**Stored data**
********************

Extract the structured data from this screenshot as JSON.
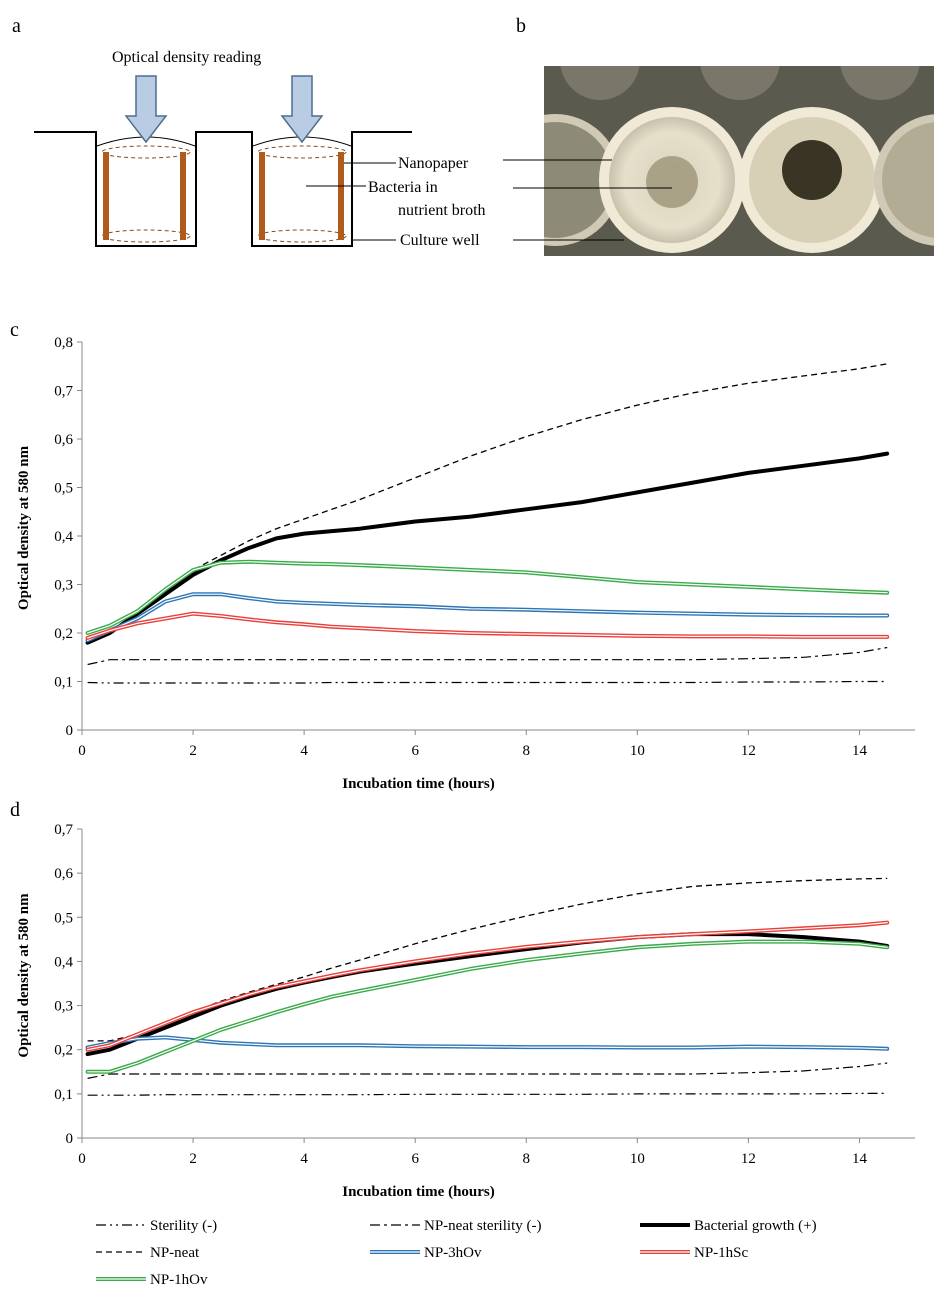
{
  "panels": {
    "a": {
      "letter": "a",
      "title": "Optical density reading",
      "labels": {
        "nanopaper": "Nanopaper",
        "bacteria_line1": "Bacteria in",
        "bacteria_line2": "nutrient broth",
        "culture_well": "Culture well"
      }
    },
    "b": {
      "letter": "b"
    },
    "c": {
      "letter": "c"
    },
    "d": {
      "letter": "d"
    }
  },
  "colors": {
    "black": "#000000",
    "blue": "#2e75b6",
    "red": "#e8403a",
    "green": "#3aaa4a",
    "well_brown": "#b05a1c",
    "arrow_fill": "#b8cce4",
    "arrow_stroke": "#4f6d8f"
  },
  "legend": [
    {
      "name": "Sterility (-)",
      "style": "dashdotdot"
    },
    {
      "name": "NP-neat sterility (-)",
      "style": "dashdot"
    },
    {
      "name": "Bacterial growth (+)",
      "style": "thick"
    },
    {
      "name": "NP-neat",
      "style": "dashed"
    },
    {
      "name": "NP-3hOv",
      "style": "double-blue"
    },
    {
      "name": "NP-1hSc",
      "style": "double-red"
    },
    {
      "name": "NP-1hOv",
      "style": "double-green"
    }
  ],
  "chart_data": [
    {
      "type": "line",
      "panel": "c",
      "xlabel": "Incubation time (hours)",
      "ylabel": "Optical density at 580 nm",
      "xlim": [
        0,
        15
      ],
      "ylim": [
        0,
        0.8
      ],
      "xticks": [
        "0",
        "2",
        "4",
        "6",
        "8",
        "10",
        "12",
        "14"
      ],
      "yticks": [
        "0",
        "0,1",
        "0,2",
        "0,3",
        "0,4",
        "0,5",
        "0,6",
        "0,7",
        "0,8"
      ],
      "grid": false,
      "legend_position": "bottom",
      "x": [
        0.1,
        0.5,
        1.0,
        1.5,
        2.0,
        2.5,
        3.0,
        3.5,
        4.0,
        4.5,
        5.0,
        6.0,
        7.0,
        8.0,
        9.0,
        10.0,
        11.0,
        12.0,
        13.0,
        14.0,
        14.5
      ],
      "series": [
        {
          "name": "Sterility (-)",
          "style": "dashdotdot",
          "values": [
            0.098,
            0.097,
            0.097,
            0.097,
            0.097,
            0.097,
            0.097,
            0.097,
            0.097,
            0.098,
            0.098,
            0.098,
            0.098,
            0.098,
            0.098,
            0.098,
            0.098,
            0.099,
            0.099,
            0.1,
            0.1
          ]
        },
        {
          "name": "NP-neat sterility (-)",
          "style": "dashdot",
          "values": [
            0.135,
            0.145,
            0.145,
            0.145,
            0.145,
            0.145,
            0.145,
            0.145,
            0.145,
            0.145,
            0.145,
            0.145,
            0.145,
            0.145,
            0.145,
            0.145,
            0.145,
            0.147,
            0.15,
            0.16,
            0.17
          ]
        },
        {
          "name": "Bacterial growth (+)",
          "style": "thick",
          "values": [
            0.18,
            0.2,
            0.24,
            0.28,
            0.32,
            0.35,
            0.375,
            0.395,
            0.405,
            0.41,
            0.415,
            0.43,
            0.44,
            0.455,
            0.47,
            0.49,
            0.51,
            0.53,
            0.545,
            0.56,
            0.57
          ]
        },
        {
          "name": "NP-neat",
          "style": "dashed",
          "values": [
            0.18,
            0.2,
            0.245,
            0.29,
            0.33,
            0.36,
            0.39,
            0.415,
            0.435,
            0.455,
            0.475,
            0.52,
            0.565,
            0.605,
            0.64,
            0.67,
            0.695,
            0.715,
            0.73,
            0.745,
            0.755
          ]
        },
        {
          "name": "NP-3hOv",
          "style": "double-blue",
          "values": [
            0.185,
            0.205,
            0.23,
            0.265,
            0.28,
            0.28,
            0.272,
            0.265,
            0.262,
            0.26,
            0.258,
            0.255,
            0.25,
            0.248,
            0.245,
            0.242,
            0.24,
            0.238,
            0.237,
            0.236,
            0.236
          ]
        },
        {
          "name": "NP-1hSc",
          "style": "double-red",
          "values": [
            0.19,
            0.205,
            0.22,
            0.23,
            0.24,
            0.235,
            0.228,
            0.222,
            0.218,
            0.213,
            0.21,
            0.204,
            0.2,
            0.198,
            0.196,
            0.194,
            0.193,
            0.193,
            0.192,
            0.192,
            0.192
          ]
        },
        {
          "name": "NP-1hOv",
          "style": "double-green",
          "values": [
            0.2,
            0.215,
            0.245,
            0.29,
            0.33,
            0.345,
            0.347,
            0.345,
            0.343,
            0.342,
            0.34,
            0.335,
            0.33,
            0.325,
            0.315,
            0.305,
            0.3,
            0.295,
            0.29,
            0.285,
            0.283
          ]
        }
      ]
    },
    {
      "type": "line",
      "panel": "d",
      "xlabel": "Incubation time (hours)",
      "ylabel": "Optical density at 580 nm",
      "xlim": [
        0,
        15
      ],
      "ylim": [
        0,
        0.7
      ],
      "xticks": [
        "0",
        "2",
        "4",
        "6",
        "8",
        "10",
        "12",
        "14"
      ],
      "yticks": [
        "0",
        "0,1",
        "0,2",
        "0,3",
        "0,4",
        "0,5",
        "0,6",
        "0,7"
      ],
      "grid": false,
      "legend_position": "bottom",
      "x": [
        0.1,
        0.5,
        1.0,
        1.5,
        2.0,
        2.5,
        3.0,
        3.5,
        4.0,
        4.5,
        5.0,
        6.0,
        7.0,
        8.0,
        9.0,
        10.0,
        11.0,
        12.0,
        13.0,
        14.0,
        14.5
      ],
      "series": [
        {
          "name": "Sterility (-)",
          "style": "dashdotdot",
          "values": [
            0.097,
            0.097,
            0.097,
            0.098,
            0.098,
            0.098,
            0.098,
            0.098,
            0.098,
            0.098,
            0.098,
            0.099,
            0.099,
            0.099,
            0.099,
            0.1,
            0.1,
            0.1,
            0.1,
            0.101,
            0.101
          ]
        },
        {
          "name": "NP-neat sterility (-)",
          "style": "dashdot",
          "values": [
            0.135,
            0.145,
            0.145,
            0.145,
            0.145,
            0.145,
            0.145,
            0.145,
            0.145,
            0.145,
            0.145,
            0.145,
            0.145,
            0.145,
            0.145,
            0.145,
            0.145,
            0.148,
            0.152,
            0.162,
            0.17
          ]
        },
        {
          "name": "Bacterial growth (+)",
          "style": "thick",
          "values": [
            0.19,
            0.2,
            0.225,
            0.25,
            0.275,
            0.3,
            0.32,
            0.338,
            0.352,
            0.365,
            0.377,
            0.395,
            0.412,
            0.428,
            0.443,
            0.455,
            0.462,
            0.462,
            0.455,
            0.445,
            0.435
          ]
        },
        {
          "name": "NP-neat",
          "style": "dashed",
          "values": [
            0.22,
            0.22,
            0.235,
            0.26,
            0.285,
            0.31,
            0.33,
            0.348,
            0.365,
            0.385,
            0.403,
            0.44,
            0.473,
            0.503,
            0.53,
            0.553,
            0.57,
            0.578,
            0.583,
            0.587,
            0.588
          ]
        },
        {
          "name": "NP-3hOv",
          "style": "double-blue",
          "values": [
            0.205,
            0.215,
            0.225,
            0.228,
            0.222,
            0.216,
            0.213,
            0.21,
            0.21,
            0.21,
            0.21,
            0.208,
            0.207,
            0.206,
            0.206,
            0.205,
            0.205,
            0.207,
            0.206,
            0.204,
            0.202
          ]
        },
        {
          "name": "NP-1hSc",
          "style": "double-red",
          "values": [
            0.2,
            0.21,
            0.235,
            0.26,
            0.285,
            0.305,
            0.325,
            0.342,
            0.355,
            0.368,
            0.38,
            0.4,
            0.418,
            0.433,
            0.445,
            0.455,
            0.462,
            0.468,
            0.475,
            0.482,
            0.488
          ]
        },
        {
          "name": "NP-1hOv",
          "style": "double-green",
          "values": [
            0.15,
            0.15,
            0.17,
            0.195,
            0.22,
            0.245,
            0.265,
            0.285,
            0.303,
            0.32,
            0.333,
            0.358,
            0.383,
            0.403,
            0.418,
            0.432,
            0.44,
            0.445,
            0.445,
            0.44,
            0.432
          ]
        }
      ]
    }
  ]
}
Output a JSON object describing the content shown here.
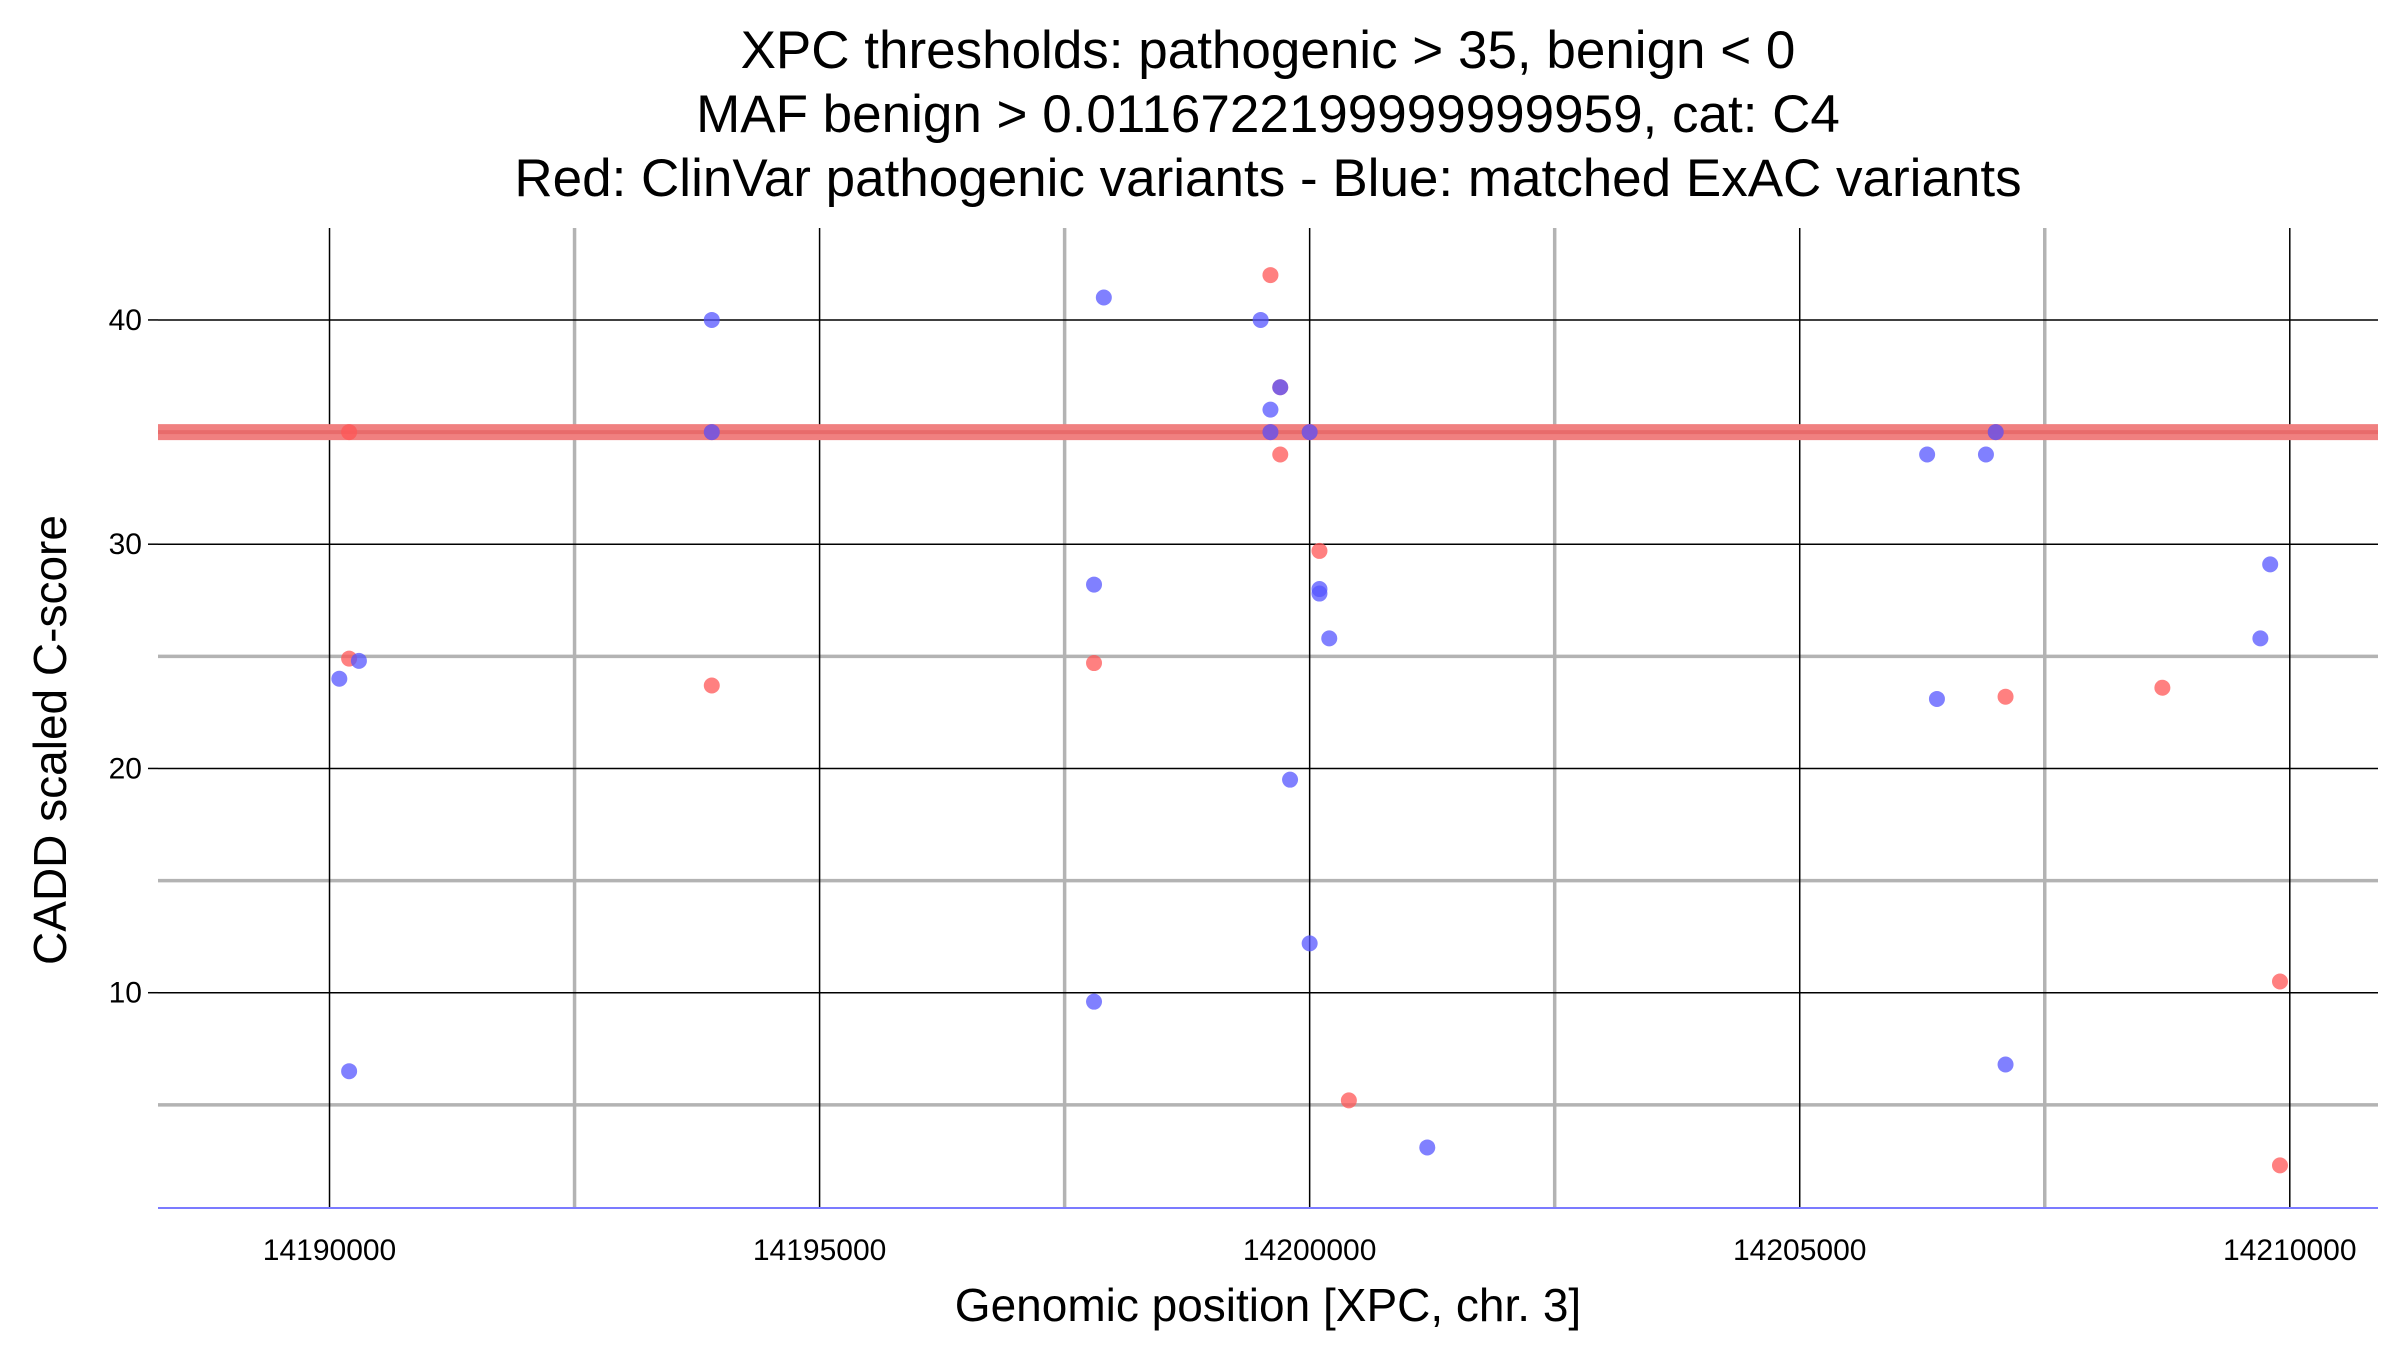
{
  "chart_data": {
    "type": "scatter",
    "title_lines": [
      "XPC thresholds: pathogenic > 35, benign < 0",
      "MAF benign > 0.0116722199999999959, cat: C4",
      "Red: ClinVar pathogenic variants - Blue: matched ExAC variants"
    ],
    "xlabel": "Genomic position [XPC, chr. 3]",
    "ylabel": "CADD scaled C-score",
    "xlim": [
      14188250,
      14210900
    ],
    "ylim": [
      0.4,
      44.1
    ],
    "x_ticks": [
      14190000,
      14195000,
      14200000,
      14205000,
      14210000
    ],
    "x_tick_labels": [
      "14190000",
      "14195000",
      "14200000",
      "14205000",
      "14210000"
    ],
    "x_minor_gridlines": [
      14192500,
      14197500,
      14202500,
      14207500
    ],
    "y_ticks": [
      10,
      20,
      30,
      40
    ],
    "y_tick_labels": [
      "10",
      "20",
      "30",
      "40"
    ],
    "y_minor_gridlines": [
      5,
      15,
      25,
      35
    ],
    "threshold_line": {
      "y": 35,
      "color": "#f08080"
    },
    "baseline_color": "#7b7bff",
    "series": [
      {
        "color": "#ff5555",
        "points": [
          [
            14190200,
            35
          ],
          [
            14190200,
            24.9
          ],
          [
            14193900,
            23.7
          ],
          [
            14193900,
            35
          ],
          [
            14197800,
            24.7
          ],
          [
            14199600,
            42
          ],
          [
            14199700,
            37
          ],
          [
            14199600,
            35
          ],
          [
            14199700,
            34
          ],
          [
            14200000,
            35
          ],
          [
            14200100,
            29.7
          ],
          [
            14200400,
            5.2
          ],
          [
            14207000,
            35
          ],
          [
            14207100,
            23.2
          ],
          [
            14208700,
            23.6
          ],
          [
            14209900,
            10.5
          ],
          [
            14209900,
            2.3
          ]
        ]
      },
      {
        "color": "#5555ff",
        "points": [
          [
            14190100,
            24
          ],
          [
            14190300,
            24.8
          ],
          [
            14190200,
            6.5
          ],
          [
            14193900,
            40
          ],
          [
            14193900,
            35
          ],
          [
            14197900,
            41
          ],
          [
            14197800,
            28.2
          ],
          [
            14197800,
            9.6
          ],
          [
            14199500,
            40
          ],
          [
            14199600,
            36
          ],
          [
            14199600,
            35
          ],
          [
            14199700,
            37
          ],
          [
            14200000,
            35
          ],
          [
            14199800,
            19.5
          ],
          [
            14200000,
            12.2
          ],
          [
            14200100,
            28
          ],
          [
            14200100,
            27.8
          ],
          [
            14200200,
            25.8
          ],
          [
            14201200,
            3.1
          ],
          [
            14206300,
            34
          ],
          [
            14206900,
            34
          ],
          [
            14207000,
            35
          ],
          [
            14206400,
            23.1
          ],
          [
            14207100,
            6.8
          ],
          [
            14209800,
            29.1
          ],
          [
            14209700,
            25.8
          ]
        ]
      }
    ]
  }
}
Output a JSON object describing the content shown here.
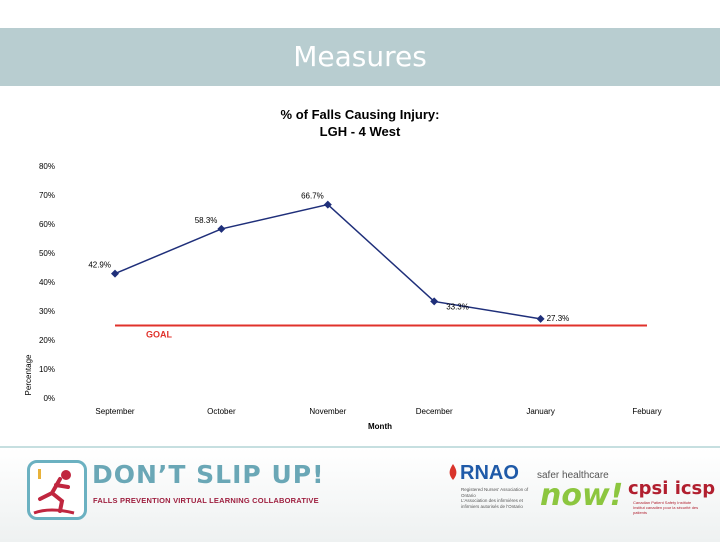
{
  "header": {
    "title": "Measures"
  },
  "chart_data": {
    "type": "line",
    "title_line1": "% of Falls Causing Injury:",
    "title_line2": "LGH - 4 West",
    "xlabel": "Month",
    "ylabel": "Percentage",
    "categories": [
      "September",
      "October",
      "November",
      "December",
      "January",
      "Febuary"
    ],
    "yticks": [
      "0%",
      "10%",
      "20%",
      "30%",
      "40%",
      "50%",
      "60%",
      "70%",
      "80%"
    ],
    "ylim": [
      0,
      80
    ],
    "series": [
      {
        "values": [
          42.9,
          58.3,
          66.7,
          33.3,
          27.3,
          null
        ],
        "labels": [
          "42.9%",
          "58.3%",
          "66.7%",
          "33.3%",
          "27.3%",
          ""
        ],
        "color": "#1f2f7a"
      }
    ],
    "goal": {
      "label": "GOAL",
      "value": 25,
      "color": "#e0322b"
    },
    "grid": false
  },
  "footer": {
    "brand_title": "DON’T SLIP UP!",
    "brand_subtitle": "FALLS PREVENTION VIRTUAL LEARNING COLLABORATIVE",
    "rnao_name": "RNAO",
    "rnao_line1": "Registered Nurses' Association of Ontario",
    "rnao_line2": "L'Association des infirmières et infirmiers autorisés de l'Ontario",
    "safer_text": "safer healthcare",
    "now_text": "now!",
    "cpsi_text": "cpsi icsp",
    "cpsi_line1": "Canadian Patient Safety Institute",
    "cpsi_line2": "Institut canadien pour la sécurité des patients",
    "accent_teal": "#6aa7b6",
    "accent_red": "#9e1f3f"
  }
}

********************

**PROBLEM REQUIREMENTS**
Copy each line in the entries above where "benign" turns up.

**ANSWER SECTION**
      "XPC thresholds: pathogenic > 35, benign < 0",
      "MAF benign > 0.0116722199999999959, cat: C4",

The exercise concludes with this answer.